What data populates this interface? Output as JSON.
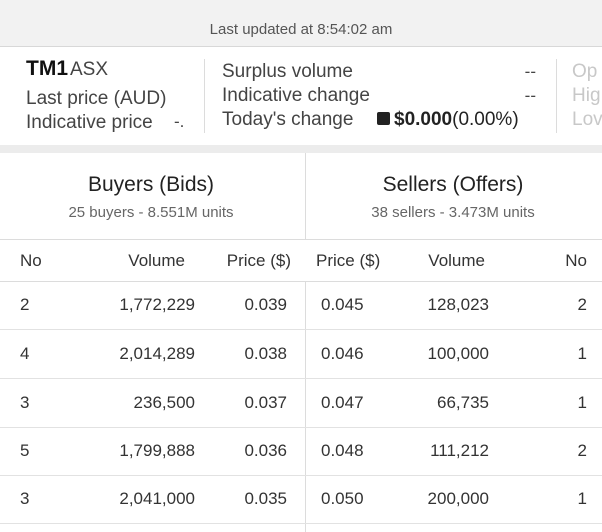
{
  "header": {
    "updated": "Last updated at 8:54:02 am"
  },
  "summary": {
    "symbol": "TM1",
    "exchange": "ASX",
    "last_price_label": "Last price (AUD)",
    "indicative_price_label": "Indicative price",
    "indicative_price_value": "-.",
    "surplus_volume_label": "Surplus volume",
    "surplus_volume_value": "--",
    "indicative_change_label": "Indicative change",
    "indicative_change_value": "--",
    "todays_change_label": "Today's change",
    "todays_change_amount": "$0.000",
    "todays_change_pct": "(0.00%)",
    "right_labels": [
      "Op",
      "Hig",
      "Lov"
    ]
  },
  "buyers": {
    "title": "Buyers (Bids)",
    "subtitle": "25 buyers - 8.551M units"
  },
  "sellers": {
    "title": "Sellers (Offers)",
    "subtitle": "38 sellers - 3.473M units"
  },
  "columns": {
    "buy_no": "No",
    "buy_volume": "Volume",
    "buy_price": "Price ($)",
    "sell_price": "Price ($)",
    "sell_volume": "Volume",
    "sell_no": "No"
  },
  "rows": [
    {
      "buy_no": "2",
      "buy_volume": "1,772,229",
      "buy_price": "0.039",
      "sell_price": "0.045",
      "sell_volume": "128,023",
      "sell_no": "2"
    },
    {
      "buy_no": "4",
      "buy_volume": "2,014,289",
      "buy_price": "0.038",
      "sell_price": "0.046",
      "sell_volume": "100,000",
      "sell_no": "1"
    },
    {
      "buy_no": "3",
      "buy_volume": "236,500",
      "buy_price": "0.037",
      "sell_price": "0.047",
      "sell_volume": "66,735",
      "sell_no": "1"
    },
    {
      "buy_no": "5",
      "buy_volume": "1,799,888",
      "buy_price": "0.036",
      "sell_price": "0.048",
      "sell_volume": "111,212",
      "sell_no": "2"
    },
    {
      "buy_no": "3",
      "buy_volume": "2,041,000",
      "buy_price": "0.035",
      "sell_price": "0.050",
      "sell_volume": "200,000",
      "sell_no": "1"
    }
  ]
}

### Instruction
With the pictures left out, transcribe the material exactly.

### Final result
What data populates this interface? Output as JSON.
{
  "header": {
    "updated": "Last updated at 8:54:02 am"
  },
  "summary": {
    "symbol": "TM1",
    "exchange": "ASX",
    "last_price_label": "Last price (AUD)",
    "indicative_price_label": "Indicative price",
    "indicative_price_value": "-.",
    "surplus_volume_label": "Surplus volume",
    "surplus_volume_value": "--",
    "indicative_change_label": "Indicative change",
    "indicative_change_value": "--",
    "todays_change_label": "Today's change",
    "todays_change_amount": "$0.000",
    "todays_change_pct": "(0.00%)",
    "right_labels": [
      "Op",
      "Hig",
      "Lov"
    ]
  },
  "buyers": {
    "title": "Buyers (Bids)",
    "subtitle": "25 buyers - 8.551M units"
  },
  "sellers": {
    "title": "Sellers (Offers)",
    "subtitle": "38 sellers - 3.473M units"
  },
  "columns": {
    "buy_no": "No",
    "buy_volume": "Volume",
    "buy_price": "Price ($)",
    "sell_price": "Price ($)",
    "sell_volume": "Volume",
    "sell_no": "No"
  },
  "rows": [
    {
      "buy_no": "2",
      "buy_volume": "1,772,229",
      "buy_price": "0.039",
      "sell_price": "0.045",
      "sell_volume": "128,023",
      "sell_no": "2"
    },
    {
      "buy_no": "4",
      "buy_volume": "2,014,289",
      "buy_price": "0.038",
      "sell_price": "0.046",
      "sell_volume": "100,000",
      "sell_no": "1"
    },
    {
      "buy_no": "3",
      "buy_volume": "236,500",
      "buy_price": "0.037",
      "sell_price": "0.047",
      "sell_volume": "66,735",
      "sell_no": "1"
    },
    {
      "buy_no": "5",
      "buy_volume": "1,799,888",
      "buy_price": "0.036",
      "sell_price": "0.048",
      "sell_volume": "111,212",
      "sell_no": "2"
    },
    {
      "buy_no": "3",
      "buy_volume": "2,041,000",
      "buy_price": "0.035",
      "sell_price": "0.050",
      "sell_volume": "200,000",
      "sell_no": "1"
    }
  ]
}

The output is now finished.